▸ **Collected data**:
□ □ □ □
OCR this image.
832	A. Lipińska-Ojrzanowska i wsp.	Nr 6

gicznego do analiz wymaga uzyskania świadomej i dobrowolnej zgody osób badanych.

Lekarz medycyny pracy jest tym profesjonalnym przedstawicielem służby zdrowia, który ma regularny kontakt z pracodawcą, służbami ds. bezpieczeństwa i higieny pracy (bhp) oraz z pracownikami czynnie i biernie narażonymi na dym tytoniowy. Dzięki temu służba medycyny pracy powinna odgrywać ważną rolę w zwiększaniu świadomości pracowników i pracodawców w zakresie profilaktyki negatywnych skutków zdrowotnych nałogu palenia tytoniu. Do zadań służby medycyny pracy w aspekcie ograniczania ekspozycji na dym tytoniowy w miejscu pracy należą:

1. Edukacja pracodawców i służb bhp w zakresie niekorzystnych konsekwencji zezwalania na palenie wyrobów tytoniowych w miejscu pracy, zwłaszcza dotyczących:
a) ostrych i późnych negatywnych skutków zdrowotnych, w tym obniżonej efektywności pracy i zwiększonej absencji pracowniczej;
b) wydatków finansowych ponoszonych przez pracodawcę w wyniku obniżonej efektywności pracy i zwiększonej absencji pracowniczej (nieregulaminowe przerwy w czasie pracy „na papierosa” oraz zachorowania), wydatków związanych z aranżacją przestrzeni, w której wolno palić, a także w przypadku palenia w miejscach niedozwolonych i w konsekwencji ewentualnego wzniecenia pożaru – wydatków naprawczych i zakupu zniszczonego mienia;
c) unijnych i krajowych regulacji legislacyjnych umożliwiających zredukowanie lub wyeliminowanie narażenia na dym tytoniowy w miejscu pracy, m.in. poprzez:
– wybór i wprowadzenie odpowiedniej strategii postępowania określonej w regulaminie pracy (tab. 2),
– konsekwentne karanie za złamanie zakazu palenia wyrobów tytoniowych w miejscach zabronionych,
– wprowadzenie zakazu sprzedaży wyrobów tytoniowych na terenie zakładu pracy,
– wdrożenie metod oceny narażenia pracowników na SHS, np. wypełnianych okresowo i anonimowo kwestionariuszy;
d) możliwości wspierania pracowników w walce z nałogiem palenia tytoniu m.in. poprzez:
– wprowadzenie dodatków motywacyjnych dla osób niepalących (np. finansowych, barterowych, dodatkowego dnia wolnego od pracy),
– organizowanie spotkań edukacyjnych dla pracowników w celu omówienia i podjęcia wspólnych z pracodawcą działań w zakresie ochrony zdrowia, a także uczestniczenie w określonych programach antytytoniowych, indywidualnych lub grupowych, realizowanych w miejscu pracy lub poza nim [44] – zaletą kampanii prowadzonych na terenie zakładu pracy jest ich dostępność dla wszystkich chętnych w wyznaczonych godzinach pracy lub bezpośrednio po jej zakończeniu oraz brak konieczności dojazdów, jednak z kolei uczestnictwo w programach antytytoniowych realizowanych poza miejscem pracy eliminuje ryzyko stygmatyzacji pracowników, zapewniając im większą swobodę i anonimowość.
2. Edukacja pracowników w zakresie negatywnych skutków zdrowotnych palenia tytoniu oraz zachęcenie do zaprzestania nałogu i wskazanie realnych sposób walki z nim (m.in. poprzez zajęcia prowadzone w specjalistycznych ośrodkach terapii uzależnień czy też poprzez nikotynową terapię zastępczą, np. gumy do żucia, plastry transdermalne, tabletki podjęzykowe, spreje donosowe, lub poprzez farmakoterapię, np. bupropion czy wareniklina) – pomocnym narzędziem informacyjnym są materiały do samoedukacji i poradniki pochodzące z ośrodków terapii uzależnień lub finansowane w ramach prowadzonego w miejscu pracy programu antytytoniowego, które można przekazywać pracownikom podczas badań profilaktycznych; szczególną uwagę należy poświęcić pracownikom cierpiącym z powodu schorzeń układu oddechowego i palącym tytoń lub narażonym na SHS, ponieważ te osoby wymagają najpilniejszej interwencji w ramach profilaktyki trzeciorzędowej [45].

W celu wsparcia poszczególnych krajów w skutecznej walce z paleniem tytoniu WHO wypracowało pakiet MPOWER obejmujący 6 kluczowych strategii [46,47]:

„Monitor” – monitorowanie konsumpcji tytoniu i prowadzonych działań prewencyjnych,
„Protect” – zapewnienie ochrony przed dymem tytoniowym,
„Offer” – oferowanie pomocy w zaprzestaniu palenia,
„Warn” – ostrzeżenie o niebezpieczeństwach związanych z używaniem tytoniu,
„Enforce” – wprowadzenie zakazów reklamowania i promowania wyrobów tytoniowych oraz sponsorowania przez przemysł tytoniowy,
□ □ □ □
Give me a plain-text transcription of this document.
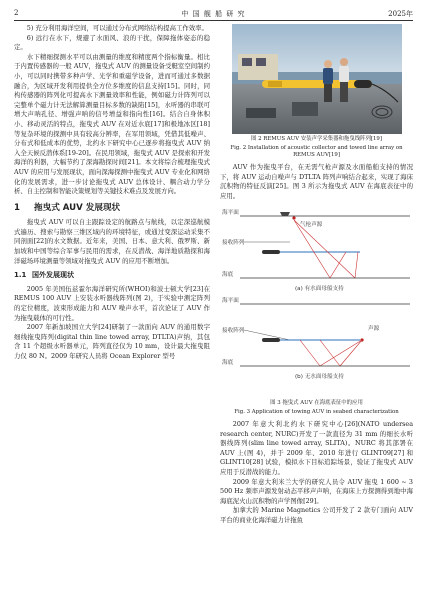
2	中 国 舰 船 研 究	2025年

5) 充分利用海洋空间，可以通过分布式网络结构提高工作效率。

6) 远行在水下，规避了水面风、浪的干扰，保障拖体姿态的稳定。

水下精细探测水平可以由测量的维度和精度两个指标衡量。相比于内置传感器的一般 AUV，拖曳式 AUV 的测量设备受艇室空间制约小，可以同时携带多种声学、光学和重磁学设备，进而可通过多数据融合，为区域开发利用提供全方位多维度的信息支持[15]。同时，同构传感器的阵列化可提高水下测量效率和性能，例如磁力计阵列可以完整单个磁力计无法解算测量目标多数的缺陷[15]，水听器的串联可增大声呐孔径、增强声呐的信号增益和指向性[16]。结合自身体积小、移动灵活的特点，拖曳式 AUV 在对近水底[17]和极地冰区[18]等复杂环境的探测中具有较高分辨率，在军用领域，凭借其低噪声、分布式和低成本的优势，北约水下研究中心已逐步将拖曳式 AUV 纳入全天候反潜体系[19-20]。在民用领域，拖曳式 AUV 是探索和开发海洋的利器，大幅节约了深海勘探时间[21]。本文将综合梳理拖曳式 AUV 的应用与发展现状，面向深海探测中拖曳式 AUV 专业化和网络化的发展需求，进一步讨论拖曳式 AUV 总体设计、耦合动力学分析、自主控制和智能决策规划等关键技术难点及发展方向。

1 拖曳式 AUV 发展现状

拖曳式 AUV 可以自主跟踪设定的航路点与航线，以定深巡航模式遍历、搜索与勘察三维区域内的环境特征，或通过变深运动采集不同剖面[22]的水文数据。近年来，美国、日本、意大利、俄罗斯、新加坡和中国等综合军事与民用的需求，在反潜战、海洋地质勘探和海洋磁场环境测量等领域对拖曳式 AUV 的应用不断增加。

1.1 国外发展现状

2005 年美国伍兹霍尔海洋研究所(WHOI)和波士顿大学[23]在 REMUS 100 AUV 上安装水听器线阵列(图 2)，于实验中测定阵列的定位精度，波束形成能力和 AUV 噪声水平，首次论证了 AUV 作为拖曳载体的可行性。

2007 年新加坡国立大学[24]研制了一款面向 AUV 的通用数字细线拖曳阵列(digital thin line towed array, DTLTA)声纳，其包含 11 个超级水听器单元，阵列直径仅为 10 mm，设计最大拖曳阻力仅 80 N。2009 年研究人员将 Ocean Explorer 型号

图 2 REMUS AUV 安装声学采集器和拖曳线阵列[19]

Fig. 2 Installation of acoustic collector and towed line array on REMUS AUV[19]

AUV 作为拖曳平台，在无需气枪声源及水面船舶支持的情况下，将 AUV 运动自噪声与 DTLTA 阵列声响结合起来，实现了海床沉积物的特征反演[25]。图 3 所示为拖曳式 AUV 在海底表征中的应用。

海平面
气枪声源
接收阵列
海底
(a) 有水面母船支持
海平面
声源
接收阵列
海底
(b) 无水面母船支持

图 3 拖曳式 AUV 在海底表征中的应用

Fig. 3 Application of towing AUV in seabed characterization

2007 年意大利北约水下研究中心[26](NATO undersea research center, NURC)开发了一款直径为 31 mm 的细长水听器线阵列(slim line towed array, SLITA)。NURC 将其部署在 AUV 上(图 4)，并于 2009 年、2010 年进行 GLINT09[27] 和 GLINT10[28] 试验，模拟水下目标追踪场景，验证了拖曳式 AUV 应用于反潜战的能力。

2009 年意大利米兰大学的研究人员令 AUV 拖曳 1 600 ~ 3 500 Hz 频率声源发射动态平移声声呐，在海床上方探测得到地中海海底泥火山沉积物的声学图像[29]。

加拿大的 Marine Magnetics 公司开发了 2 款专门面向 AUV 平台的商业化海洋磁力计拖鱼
□ □ □ □
▸ **Task prompt**: Find every line with "ochrony" in the listing and state how many there are, nothing else.

▸ **Answer to the task**: 2